| Your objective |
Every line must be returned precisely as it is written.

>> Start Given records

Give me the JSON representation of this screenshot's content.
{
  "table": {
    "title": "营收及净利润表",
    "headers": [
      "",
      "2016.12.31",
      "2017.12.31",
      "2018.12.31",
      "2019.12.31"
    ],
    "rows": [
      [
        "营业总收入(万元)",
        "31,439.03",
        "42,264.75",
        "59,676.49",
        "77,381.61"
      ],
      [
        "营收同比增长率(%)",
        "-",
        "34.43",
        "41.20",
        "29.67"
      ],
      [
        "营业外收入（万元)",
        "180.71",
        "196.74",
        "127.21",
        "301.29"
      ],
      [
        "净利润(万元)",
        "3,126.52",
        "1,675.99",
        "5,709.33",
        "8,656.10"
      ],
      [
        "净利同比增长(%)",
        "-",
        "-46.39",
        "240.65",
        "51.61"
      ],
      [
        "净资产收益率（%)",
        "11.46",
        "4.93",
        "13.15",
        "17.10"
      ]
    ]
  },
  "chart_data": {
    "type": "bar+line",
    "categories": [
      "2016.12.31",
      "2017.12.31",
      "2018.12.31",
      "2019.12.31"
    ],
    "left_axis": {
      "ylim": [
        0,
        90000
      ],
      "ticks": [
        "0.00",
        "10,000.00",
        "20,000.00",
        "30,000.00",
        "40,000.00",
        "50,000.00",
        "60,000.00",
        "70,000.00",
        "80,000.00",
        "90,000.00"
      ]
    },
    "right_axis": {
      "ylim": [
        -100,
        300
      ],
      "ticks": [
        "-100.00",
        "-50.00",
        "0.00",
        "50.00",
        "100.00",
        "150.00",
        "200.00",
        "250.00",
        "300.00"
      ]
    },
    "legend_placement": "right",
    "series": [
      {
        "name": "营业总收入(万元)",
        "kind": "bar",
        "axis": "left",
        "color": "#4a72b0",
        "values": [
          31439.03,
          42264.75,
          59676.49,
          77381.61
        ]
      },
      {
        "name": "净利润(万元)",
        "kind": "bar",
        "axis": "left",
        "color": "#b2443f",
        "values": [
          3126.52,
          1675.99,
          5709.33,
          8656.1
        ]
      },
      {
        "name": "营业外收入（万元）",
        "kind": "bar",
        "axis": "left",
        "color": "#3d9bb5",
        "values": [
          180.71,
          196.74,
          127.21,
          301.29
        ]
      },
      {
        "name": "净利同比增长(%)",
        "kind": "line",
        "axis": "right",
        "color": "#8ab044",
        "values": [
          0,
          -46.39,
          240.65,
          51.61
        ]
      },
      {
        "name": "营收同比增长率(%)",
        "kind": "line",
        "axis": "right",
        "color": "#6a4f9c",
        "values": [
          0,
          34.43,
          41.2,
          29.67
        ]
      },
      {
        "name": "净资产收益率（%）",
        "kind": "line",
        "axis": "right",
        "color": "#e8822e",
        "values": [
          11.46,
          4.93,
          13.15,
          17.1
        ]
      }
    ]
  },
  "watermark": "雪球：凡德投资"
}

>> End Given records

| Exercise output |
Give me the JSON representation of this screenshot's content.
{
  "table": {
    "title": "营收及净利润表",
    "headers": [
      "",
      "2016.12.31",
      "2017.12.31",
      "2018.12.31",
      "2019.12.31"
    ],
    "rows": [
      [
        "营业总收入(万元)",
        "31,439.03",
        "42,264.75",
        "59,676.49",
        "77,381.61"
      ],
      [
        "营收同比增长率(%)",
        "-",
        "34.43",
        "41.20",
        "29.67"
      ],
      [
        "营业外收入（万元)",
        "180.71",
        "196.74",
        "127.21",
        "301.29"
      ],
      [
        "净利润(万元)",
        "3,126.52",
        "1,675.99",
        "5,709.33",
        "8,656.10"
      ],
      [
        "净利同比增长(%)",
        "-",
        "-46.39",
        "240.65",
        "51.61"
      ],
      [
        "净资产收益率（%)",
        "11.46",
        "4.93",
        "13.15",
        "17.10"
      ]
    ]
  },
  "chart_data": {
    "type": "bar+line",
    "categories": [
      "2016.12.31",
      "2017.12.31",
      "2018.12.31",
      "2019.12.31"
    ],
    "left_axis": {
      "ylim": [
        0,
        90000
      ],
      "ticks": [
        "0.00",
        "10,000.00",
        "20,000.00",
        "30,000.00",
        "40,000.00",
        "50,000.00",
        "60,000.00",
        "70,000.00",
        "80,000.00",
        "90,000.00"
      ]
    },
    "right_axis": {
      "ylim": [
        -100,
        300
      ],
      "ticks": [
        "-100.00",
        "-50.00",
        "0.00",
        "50.00",
        "100.00",
        "150.00",
        "200.00",
        "250.00",
        "300.00"
      ]
    },
    "legend_placement": "right",
    "series": [
      {
        "name": "营业总收入(万元)",
        "kind": "bar",
        "axis": "left",
        "color": "#4a72b0",
        "values": [
          31439.03,
          42264.75,
          59676.49,
          77381.61
        ]
      },
      {
        "name": "净利润(万元)",
        "kind": "bar",
        "axis": "left",
        "color": "#b2443f",
        "values": [
          3126.52,
          1675.99,
          5709.33,
          8656.1
        ]
      },
      {
        "name": "营业外收入（万元）",
        "kind": "bar",
        "axis": "left",
        "color": "#3d9bb5",
        "values": [
          180.71,
          196.74,
          127.21,
          301.29
        ]
      },
      {
        "name": "净利同比增长(%)",
        "kind": "line",
        "axis": "right",
        "color": "#8ab044",
        "values": [
          0,
          -46.39,
          240.65,
          51.61
        ]
      },
      {
        "name": "营收同比增长率(%)",
        "kind": "line",
        "axis": "right",
        "color": "#6a4f9c",
        "values": [
          0,
          34.43,
          41.2,
          29.67
        ]
      },
      {
        "name": "净资产收益率（%）",
        "kind": "line",
        "axis": "right",
        "color": "#e8822e",
        "values": [
          11.46,
          4.93,
          13.15,
          17.1
        ]
      }
    ]
  },
  "watermark": "雪球：凡德投资"
}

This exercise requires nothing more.